Given task. In full and without alteration, give the listing again.

Records shown.
▼▼▼

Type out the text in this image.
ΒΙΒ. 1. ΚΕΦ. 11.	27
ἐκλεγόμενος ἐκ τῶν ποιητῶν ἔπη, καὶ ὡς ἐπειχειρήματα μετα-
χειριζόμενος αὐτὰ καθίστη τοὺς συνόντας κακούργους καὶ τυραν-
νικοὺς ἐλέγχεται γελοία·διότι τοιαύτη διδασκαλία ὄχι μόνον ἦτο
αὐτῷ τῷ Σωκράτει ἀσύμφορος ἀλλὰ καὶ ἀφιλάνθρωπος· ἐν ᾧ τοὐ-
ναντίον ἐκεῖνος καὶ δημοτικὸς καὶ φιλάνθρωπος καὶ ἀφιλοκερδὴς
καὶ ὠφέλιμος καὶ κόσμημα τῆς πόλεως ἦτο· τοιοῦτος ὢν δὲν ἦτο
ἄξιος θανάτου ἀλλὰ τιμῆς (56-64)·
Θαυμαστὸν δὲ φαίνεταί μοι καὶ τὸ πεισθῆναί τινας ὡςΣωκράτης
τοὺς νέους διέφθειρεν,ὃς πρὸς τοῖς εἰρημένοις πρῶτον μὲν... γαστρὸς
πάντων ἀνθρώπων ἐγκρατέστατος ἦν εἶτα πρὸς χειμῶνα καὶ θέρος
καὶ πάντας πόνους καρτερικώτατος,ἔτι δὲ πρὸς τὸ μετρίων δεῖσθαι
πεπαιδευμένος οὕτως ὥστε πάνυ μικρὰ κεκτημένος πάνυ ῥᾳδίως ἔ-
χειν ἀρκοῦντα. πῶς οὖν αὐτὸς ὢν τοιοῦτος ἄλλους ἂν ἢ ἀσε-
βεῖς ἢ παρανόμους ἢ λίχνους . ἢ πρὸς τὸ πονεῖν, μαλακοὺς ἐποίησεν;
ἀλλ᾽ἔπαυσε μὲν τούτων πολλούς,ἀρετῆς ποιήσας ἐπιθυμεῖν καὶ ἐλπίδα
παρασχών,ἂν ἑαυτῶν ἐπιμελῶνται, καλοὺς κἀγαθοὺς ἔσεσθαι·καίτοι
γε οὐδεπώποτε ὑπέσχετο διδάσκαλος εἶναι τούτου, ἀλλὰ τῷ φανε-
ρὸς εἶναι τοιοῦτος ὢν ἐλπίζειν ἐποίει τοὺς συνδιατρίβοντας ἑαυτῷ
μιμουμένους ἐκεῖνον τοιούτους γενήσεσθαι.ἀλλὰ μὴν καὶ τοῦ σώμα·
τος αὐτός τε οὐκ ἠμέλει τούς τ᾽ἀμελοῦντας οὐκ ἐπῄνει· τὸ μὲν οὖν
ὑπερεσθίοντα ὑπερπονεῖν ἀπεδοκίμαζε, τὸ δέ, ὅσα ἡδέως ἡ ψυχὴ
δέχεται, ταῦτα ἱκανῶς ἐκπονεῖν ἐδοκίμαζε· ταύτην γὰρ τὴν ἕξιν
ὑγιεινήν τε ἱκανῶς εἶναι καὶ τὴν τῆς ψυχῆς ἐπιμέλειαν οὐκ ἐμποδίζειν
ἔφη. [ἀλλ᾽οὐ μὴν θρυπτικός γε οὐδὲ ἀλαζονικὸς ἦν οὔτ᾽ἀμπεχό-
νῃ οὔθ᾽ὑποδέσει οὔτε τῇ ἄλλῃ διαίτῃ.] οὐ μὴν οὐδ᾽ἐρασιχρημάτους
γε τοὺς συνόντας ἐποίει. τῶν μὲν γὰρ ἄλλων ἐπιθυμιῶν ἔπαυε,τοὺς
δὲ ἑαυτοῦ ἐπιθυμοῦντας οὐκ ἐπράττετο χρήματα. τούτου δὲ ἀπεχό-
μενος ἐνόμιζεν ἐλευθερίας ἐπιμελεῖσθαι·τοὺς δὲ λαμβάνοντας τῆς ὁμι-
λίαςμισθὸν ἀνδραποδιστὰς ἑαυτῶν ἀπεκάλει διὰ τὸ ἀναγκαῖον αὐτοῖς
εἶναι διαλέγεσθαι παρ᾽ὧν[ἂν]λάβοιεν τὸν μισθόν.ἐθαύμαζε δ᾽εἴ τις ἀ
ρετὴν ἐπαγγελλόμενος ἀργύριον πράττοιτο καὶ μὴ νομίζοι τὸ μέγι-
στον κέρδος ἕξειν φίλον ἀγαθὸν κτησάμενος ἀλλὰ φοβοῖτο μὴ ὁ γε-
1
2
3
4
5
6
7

▲▲▲

Result below.
Type out the text in this image.
ΒΙΒ. 1. ΚΕΦ. 11.	27
ἐκλεγόμενος ἐκ τῶν ποιητῶν ἔπη, καὶ ὡς ἐπειχειρήματα μετα-
χειριζόμενος αὐτὰ καθίστη τοὺς συνόντας κακούργους καὶ τυραν-
νικοὺς ἐλέγχεται γελοία·διότι τοιαύτη διδασκαλία ὄχι μόνον ἦτο
αὐτῷ τῷ Σωκράτει ἀσύμφορος ἀλλὰ καὶ ἀφιλάνθρωπος· ἐν ᾧ τοὐ-
ναντίον ἐκεῖνος καὶ δημοτικὸς καὶ φιλάνθρωπος καὶ ἀφιλοκερδὴς
καὶ ὠφέλιμος καὶ κόσμημα τῆς πόλεως ἦτο· τοιοῦτος ὢν δὲν ἦτο
ἄξιος θανάτου ἀλλὰ τιμῆς (56-64)·
Θαυμαστὸν δὲ φαίνεταί μοι καὶ τὸ πεισθῆναί τινας ὡςΣωκράτης
τοὺς νέους διέφθειρεν,ὃς πρὸς τοῖς εἰρημένοις πρῶτον μὲν... γαστρὸς
πάντων ἀνθρώπων ἐγκρατέστατος ἦν εἶτα πρὸς χειμῶνα καὶ θέρος
καὶ πάντας πόνους καρτερικώτατος,ἔτι δὲ πρὸς τὸ μετρίων δεῖσθαι
πεπαιδευμένος οὕτως ὥστε πάνυ μικρὰ κεκτημένος πάνυ ῥᾳδίως ἔ-
χειν ἀρκοῦντα. πῶς οὖν αὐτὸς ὢν τοιοῦτος ἄλλους ἂν ἢ ἀσε-
βεῖς ἢ παρανόμους ἢ λίχνους . ἢ πρὸς τὸ πονεῖν, μαλακοὺς ἐποίησεν;
ἀλλ᾽ἔπαυσε μὲν τούτων πολλούς,ἀρετῆς ποιήσας ἐπιθυμεῖν καὶ ἐλπίδα
παρασχών,ἂν ἑαυτῶν ἐπιμελῶνται, καλοὺς κἀγαθοὺς ἔσεσθαι·καίτοι
γε οὐδεπώποτε ὑπέσχετο διδάσκαλος εἶναι τούτου, ἀλλὰ τῷ φανε-
ρὸς εἶναι τοιοῦτος ὢν ἐλπίζειν ἐποίει τοὺς συνδιατρίβοντας ἑαυτῷ
μιμουμένους ἐκεῖνον τοιούτους γενήσεσθαι.ἀλλὰ μὴν καὶ τοῦ σώμα·
τος αὐτός τε οὐκ ἠμέλει τούς τ᾽ἀμελοῦντας οὐκ ἐπῄνει· τὸ μὲν οὖν
ὑπερεσθίοντα ὑπερπονεῖν ἀπεδοκίμαζε, τὸ δέ, ὅσα ἡδέως ἡ ψυχὴ
δέχεται, ταῦτα ἱκανῶς ἐκπονεῖν ἐδοκίμαζε· ταύτην γὰρ τὴν ἕξιν
ὑγιεινήν τε ἱκανῶς εἶναι καὶ τὴν τῆς ψυχῆς ἐπιμέλειαν οὐκ ἐμποδίζειν
ἔφη. [ἀλλ᾽οὐ μὴν θρυπτικός γε οὐδὲ ἀλαζονικὸς ἦν οὔτ᾽ἀμπεχό-
νῃ οὔθ᾽ὑποδέσει οὔτε τῇ ἄλλῃ διαίτῃ.] οὐ μὴν οὐδ᾽ἐρασιχρημάτους
γε τοὺς συνόντας ἐποίει. τῶν μὲν γὰρ ἄλλων ἐπιθυμιῶν ἔπαυε,τοὺς
δὲ ἑαυτοῦ ἐπιθυμοῦντας οὐκ ἐπράττετο χρήματα. τούτου δὲ ἀπεχό-
μενος ἐνόμιζεν ἐλευθερίας ἐπιμελεῖσθαι·τοὺς δὲ λαμβάνοντας τῆς ὁμι-
λίαςμισθὸν ἀνδραποδιστὰς ἑαυτῶν ἀπεκάλει διὰ τὸ ἀναγκαῖον αὐτοῖς
εἶναι διαλέγεσθαι παρ᾽ὧν[ἂν]λάβοιεν τὸν μισθόν.ἐθαύμαζε δ᾽εἴ τις ἀ
ρετὴν ἐπαγγελλόμενος ἀργύριον πράττοιτο καὶ μὴ νομίζοι τὸ μέγι-
στον κέρδος ἕξειν φίλον ἀγαθὸν κτησάμενος ἀλλὰ φοβοῖτο μὴ ὁ γε-
1
2
3
4
5
6
7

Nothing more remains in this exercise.